*** Supplied records ***

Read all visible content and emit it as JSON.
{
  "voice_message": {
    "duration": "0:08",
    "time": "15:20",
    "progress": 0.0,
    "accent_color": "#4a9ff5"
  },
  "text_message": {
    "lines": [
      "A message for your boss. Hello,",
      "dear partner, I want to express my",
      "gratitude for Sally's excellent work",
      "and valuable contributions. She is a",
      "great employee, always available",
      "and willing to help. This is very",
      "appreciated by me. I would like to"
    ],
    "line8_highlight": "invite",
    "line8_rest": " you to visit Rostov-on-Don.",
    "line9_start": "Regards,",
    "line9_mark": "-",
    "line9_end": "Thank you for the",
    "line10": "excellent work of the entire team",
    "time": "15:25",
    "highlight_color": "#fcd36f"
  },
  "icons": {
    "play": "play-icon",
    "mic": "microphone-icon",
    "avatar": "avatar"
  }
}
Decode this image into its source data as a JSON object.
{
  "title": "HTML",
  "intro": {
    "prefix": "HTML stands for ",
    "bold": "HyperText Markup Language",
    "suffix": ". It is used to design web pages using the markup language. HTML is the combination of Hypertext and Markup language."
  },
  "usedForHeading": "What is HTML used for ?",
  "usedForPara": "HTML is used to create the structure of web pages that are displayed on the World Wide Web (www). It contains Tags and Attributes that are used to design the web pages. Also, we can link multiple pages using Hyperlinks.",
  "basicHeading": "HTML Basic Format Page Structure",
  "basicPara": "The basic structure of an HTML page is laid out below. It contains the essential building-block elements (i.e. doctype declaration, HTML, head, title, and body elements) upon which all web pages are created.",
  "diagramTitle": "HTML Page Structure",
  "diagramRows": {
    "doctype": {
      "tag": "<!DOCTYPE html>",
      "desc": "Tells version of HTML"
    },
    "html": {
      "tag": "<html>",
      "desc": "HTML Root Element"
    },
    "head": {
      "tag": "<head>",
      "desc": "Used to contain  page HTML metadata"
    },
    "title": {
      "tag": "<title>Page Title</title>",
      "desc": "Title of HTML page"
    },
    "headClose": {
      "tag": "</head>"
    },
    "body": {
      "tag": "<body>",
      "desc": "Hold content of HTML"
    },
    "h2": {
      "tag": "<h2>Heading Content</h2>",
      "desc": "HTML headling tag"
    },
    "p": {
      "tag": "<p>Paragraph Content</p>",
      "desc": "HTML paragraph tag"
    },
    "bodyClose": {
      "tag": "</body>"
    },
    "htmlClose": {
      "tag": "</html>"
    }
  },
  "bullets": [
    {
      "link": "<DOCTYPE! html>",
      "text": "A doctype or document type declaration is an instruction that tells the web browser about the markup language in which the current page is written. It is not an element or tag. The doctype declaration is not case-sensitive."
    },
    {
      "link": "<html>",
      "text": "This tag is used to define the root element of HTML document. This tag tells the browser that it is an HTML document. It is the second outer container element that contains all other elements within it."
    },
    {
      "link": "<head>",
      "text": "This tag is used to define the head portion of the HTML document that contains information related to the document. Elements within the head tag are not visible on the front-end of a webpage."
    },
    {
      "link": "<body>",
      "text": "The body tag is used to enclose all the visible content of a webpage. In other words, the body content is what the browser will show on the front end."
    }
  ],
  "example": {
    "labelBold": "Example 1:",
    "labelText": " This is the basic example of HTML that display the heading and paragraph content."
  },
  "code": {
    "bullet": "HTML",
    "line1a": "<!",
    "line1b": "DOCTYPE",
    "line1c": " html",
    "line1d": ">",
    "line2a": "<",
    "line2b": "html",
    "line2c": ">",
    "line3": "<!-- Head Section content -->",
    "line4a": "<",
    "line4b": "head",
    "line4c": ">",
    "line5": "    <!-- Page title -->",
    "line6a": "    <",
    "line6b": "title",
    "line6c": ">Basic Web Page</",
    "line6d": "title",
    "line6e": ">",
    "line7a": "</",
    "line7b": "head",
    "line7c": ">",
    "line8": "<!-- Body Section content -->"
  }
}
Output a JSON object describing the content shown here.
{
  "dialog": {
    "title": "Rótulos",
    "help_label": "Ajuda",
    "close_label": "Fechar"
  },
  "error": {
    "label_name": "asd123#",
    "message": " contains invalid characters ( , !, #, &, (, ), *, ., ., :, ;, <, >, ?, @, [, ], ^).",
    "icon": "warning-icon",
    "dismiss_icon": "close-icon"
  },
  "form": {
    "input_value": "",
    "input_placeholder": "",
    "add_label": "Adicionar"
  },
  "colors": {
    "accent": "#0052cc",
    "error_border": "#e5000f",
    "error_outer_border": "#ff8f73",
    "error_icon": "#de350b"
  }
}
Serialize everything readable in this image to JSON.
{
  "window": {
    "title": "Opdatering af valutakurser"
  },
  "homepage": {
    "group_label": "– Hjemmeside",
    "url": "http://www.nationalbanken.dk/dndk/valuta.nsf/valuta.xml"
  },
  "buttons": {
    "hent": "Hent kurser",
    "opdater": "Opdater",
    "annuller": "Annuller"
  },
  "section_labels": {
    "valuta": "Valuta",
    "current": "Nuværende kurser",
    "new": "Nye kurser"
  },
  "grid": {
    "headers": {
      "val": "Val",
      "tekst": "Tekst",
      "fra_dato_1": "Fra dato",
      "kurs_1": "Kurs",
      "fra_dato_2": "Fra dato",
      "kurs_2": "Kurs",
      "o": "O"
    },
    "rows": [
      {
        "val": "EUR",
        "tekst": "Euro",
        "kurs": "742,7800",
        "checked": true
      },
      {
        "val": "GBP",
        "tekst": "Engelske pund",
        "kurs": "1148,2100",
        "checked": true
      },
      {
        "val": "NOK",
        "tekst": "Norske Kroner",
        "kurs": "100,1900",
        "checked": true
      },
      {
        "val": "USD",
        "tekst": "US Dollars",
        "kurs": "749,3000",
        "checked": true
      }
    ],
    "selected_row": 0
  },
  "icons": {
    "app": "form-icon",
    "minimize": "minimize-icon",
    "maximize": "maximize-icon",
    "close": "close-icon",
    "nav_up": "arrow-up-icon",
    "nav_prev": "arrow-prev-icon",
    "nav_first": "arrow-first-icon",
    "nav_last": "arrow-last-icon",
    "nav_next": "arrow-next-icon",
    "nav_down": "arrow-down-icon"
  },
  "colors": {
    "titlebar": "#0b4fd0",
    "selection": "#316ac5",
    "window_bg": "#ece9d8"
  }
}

***

### Aim
Copy out every line of the listing that contains the string "image".

### Solution to this task
Decode this image into its source data as a JSON object.
Serialize everything readable in this image to JSON.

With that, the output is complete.